[Collected data]
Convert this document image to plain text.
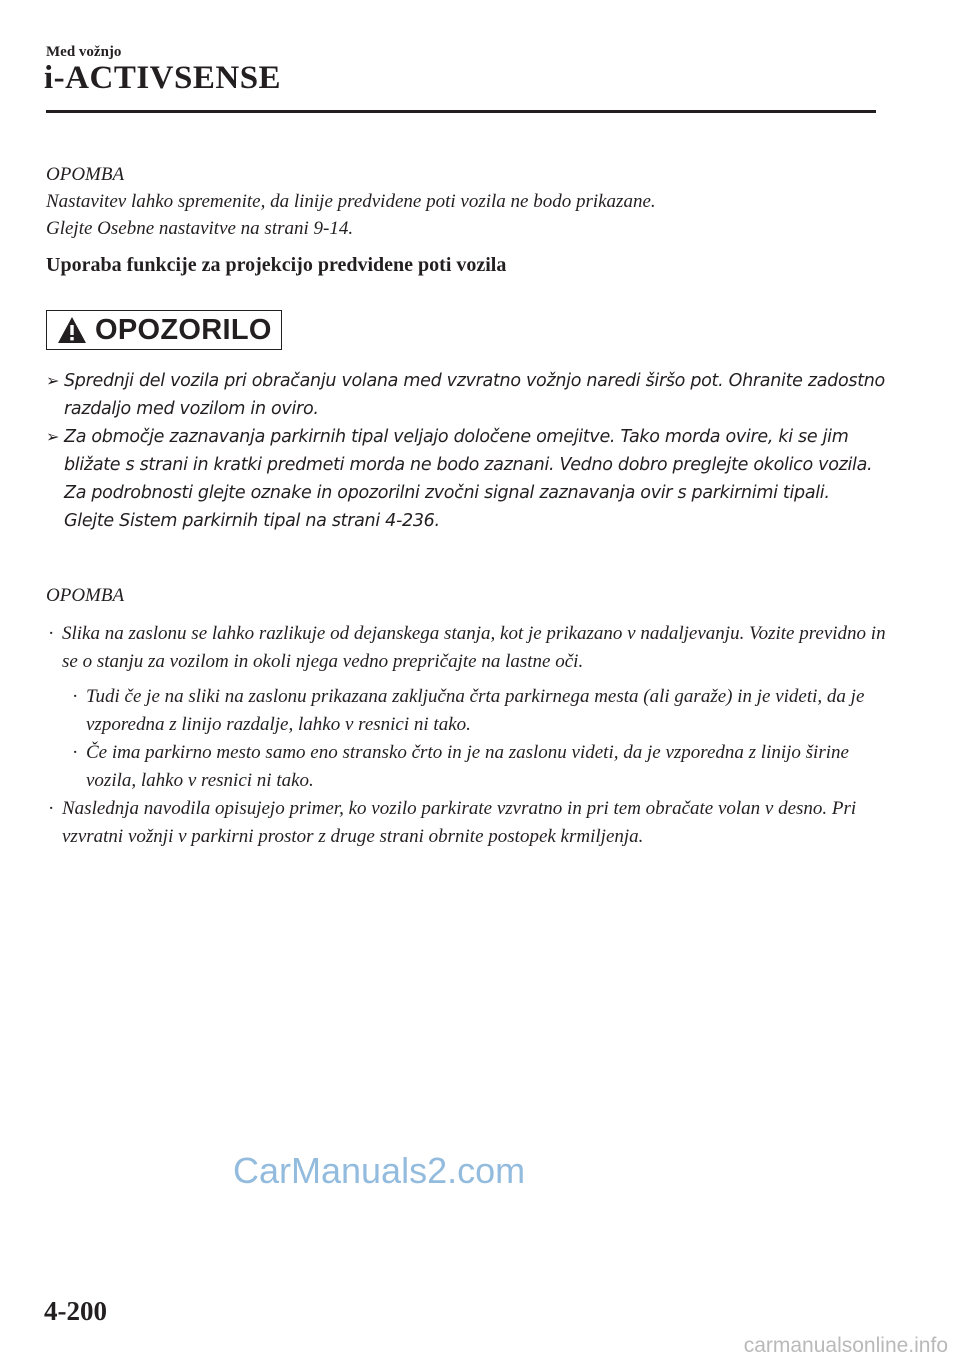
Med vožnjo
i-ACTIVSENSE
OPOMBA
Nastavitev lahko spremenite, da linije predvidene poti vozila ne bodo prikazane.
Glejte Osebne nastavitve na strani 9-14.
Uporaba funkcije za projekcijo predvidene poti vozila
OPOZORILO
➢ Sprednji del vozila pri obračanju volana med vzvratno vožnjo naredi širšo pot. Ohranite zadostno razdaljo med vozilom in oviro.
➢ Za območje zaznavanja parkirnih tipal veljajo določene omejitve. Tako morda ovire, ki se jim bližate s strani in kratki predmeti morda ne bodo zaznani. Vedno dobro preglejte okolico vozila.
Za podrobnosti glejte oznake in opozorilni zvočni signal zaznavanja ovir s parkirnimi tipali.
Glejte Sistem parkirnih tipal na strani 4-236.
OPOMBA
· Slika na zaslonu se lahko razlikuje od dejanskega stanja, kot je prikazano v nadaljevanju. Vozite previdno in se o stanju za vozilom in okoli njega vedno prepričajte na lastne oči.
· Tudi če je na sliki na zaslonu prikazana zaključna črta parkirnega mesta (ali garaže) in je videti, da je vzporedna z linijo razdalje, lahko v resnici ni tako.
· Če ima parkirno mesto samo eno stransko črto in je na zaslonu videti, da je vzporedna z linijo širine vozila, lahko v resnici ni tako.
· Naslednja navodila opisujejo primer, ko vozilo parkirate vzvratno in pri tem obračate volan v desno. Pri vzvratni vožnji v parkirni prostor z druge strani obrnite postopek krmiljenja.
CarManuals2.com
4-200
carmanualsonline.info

### Problem statement
From the data above, write out everything exactly except the pictures.

### Solution
Convert this document image to plain text.
Med vožnjo
i-ACTIVSENSE
OPOMBA
Nastavitev lahko spremenite, da linije predvidene poti vozila ne bodo prikazane.
Glejte Osebne nastavitve na strani 9-14.
Uporaba funkcije za projekcijo predvidene poti vozila
OPOZORILO
➢ Sprednji del vozila pri obračanju volana med vzvratno vožnjo naredi širšo pot. Ohranite zadostno razdaljo med vozilom in oviro.
➢ Za območje zaznavanja parkirnih tipal veljajo določene omejitve. Tako morda ovire, ki se jim bližate s strani in kratki predmeti morda ne bodo zaznani. Vedno dobro preglejte okolico vozila.
Za podrobnosti glejte oznake in opozorilni zvočni signal zaznavanja ovir s parkirnimi tipali.
Glejte Sistem parkirnih tipal na strani 4-236.
OPOMBA
· Slika na zaslonu se lahko razlikuje od dejanskega stanja, kot je prikazano v nadaljevanju. Vozite previdno in se o stanju za vozilom in okoli njega vedno prepričajte na lastne oči.
· Tudi če je na sliki na zaslonu prikazana zaključna črta parkirnega mesta (ali garaže) in je videti, da je vzporedna z linijo razdalje, lahko v resnici ni tako.
· Če ima parkirno mesto samo eno stransko črto in je na zaslonu videti, da je vzporedna z linijo širine vozila, lahko v resnici ni tako.
· Naslednja navodila opisujejo primer, ko vozilo parkirate vzvratno in pri tem obračate volan v desno. Pri vzvratni vožnji v parkirni prostor z druge strani obrnite postopek krmiljenja.
CarManuals2.com
4-200
carmanualsonline.info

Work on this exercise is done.